[Dataset items]
***
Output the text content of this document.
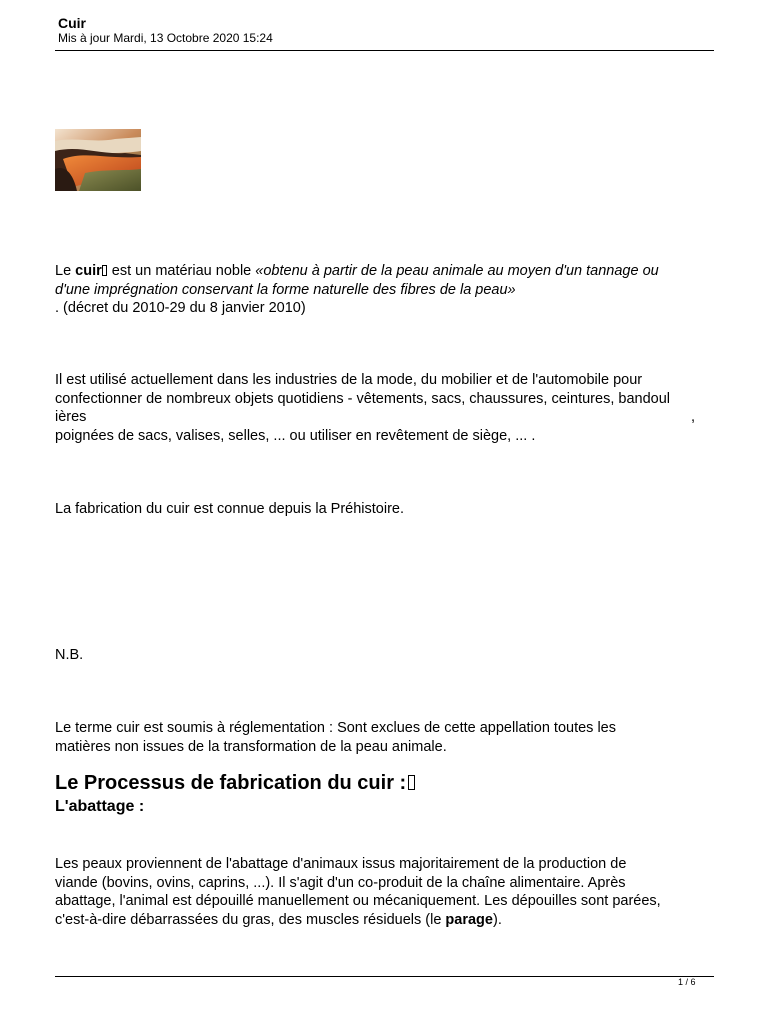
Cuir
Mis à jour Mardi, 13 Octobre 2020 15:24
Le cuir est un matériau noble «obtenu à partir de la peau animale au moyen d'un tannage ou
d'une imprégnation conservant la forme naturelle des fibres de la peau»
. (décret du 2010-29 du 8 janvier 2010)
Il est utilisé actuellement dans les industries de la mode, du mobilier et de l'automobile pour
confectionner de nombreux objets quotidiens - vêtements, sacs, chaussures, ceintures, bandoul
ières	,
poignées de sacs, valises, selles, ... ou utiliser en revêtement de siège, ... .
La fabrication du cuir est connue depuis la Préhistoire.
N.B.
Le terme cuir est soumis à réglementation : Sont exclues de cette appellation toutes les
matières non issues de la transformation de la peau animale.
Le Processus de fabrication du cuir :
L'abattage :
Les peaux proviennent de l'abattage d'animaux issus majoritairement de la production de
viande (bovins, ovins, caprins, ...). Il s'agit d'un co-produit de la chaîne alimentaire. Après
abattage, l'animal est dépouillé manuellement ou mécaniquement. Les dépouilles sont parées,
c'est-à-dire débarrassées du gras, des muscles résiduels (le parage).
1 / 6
***
* [PROMPT]:
Give the data again exactly as written, with all pictures left out.

* [TASK ANSWER]:
Output the text content of this document.
Cuir
Mis à jour Mardi, 13 Octobre 2020 15:24
Le cuir est un matériau noble «obtenu à partir de la peau animale au moyen d'un tannage ou
d'une imprégnation conservant la forme naturelle des fibres de la peau»
. (décret du 2010-29 du 8 janvier 2010)
Il est utilisé actuellement dans les industries de la mode, du mobilier et de l'automobile pour
confectionner de nombreux objets quotidiens - vêtements, sacs, chaussures, ceintures, bandoul
ières	,
poignées de sacs, valises, selles, ... ou utiliser en revêtement de siège, ... .
La fabrication du cuir est connue depuis la Préhistoire.
N.B.
Le terme cuir est soumis à réglementation : Sont exclues de cette appellation toutes les
matières non issues de la transformation de la peau animale.
Le Processus de fabrication du cuir :
L'abattage :
Les peaux proviennent de l'abattage d'animaux issus majoritairement de la production de
viande (bovins, ovins, caprins, ...). Il s'agit d'un co-produit de la chaîne alimentaire. Après
abattage, l'animal est dépouillé manuellement ou mécaniquement. Les dépouilles sont parées,
c'est-à-dire débarrassées du gras, des muscles résiduels (le parage).
1 / 6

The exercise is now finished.